> [DOCUMENTO FUENTE]:
========
Dicha publicación destaca que, dentro de un panorama sombrío porque los precios de los granos se disparan (una bendición para los gobiernos K, que siempre tienen suerte con estos fenómenos coyunturales), aparece "la Argentina -de manera excepcional- literalmente con un pan bajo el brazo".

Se trata del trigo HB4, desarrollado por científicos del CONICET junto a la empresa Bioceres, que ya se ha aprobado en varios países, y que según The Economist es "una oportunidad histórica de que la Argentina sea punta de lanza para combatir los efectos de una crisis mundial".

La nota de marras hace referencia a la oposición de la izquierda vernácula contra este avance de la biotecnología, a los que se ha sumado esa secta troglodita que es el veganismo. Por la ideología, que es la de los K vale recordarlo, no les importa que la gente pase hambre.

Lo más grave es la actitud de los cocineros, que se fueron sumando al hashtag #ConNuestroPanNo, sin molestarse primero en averiguar de qué se trataba todo esto.
========
> [MATERIAL DE ORIGEN]:
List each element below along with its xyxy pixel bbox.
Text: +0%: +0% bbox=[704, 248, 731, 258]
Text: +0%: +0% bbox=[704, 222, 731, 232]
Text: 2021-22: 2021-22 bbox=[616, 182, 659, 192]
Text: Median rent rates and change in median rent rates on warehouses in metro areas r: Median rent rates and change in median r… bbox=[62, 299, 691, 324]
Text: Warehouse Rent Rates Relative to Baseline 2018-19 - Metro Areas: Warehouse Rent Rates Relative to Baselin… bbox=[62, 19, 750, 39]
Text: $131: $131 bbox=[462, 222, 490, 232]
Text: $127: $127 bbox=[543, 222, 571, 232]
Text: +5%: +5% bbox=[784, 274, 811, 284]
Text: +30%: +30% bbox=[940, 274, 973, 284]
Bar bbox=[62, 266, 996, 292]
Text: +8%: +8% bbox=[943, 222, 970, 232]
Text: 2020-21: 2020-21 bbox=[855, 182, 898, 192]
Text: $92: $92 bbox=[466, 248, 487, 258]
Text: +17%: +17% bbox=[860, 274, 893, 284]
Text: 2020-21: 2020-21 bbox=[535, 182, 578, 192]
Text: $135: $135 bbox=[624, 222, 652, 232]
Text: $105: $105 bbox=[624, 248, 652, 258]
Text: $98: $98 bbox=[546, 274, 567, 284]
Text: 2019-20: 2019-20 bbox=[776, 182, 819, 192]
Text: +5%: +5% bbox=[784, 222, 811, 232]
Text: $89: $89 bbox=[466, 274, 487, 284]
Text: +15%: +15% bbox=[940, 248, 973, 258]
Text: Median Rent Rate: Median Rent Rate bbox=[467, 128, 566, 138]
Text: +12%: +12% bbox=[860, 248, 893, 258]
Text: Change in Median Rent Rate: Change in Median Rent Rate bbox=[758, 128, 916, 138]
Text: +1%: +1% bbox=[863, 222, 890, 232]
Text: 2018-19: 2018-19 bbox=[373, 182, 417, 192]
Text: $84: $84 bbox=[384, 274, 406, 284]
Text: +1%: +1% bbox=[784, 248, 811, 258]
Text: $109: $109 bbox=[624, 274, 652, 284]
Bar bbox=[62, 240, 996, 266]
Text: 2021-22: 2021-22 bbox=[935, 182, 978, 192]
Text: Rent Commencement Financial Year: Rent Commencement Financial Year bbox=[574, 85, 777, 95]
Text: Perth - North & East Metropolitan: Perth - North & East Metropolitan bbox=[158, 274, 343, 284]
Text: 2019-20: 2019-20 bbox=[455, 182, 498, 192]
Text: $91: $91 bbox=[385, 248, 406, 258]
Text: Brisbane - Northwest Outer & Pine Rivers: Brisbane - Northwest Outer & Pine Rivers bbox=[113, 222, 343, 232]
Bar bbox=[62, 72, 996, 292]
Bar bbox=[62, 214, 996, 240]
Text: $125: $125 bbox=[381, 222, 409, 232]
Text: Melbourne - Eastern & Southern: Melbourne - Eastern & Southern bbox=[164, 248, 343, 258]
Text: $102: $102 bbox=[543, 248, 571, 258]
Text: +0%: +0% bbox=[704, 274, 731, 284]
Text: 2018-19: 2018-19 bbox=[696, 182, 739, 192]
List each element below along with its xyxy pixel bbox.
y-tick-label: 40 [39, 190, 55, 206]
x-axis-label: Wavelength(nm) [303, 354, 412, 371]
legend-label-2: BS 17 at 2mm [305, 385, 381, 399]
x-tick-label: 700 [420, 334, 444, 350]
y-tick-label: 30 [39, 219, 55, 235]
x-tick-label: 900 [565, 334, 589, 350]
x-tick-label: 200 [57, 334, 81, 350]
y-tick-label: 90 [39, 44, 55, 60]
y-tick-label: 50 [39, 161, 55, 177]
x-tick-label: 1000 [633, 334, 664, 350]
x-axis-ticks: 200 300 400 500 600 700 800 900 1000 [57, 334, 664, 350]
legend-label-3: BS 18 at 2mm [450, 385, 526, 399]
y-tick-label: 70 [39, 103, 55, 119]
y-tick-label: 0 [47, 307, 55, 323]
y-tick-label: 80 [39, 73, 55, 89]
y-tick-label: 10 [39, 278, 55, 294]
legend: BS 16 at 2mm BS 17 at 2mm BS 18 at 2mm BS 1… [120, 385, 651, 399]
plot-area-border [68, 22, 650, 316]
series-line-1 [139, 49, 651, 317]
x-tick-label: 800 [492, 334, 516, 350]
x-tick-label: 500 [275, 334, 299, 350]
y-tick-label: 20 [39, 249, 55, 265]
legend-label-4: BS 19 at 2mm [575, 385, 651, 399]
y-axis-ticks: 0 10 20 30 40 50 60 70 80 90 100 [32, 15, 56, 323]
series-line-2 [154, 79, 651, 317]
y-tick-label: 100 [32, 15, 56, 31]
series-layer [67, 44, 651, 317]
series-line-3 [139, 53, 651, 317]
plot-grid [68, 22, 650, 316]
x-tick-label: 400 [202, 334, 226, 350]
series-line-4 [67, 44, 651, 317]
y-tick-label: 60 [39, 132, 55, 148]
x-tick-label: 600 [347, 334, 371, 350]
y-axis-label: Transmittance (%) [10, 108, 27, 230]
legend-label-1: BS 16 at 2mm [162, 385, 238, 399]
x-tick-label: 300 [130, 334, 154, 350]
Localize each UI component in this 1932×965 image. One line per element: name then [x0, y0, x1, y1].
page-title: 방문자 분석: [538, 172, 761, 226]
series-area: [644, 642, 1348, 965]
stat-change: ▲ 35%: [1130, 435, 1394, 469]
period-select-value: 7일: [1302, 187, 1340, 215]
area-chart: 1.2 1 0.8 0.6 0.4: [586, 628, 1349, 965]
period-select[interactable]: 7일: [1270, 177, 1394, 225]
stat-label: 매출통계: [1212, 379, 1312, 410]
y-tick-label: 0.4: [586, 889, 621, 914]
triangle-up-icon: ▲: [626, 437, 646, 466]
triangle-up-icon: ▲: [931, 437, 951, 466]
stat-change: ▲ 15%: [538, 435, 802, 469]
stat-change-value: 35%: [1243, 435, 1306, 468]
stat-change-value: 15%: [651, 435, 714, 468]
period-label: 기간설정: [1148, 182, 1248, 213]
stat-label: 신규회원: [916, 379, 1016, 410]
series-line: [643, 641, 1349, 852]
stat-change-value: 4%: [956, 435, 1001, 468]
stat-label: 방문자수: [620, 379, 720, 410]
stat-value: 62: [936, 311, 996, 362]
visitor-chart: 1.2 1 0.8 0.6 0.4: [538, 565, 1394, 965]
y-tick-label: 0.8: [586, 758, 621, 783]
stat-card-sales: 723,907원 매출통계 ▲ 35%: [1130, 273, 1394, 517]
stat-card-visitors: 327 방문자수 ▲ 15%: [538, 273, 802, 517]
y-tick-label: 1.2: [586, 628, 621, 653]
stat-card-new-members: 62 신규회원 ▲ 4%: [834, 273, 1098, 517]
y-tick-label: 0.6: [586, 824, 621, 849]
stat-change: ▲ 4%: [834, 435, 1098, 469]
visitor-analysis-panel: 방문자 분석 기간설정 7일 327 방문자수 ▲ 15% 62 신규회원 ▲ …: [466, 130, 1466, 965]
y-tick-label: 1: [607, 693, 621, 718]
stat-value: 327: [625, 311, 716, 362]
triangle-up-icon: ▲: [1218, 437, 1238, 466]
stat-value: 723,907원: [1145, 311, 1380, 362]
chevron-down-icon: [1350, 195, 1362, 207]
========
> [TAREA ASIGNADA 1]:
Responde, según el texto sobre el trigo HB4:
(a) ¿Quiénes desarrollaron el trigo HB4?
(b) ¿Qué publicación lo considera "una oportunidad histórica"?
(c) ¿A qué hashtag se fueron sumando los cocineros?
> [TAREA ASIGNADA 2]:
Escribe la continuación del texto sobre el trigo HB4 a partir de su última oración.

> [RESPUESTA 1]:
(a) Científicos del CONICET junto a la empresa Bioceres.
(b) The Economist.
(c) #ConNuestroPanNo.

> [RESPUESTA 2]:
Recomendamos leer en su totalidad el texto cuyo link agregamos más arriba, porque no tiene desperdicio. "La huerta hidropónica de Palermo o el cantero de perejiles del Proyecto Artigas son exóticos pasatiempos, no soluciones a la problemática del hambre", señalan con toda la razón.

Días pasados, en una cena que convocó a un par de cocineros latinoamericanos, alguien que estaba frente a nosotros decía que él come polenta orgánica (vaya, qué suerte que la comida popular que reemplaza a la carne gracias a la fatalidad que significa tener un gobierno kirchnerista, tenga su versión frívola). Qué bueno que tenga un bolsillo que le permite comprar un producto que tiene sobreprecio (aunque, a esta altura, creemos que tanto la soja como el maíz transgénico son el 100% de lo que se produce en la Argentina y en otros países del mundo).

Nos decía este buen señor que nosotros los argentinos no consumimos soja, lo cual es una falacia absoluta. Estamos de acuerdo que el consumo local es muy bajo, pero sí existe la soja transgénica en el mercado vernáculo y se utiliza en la gastronomía usualmente.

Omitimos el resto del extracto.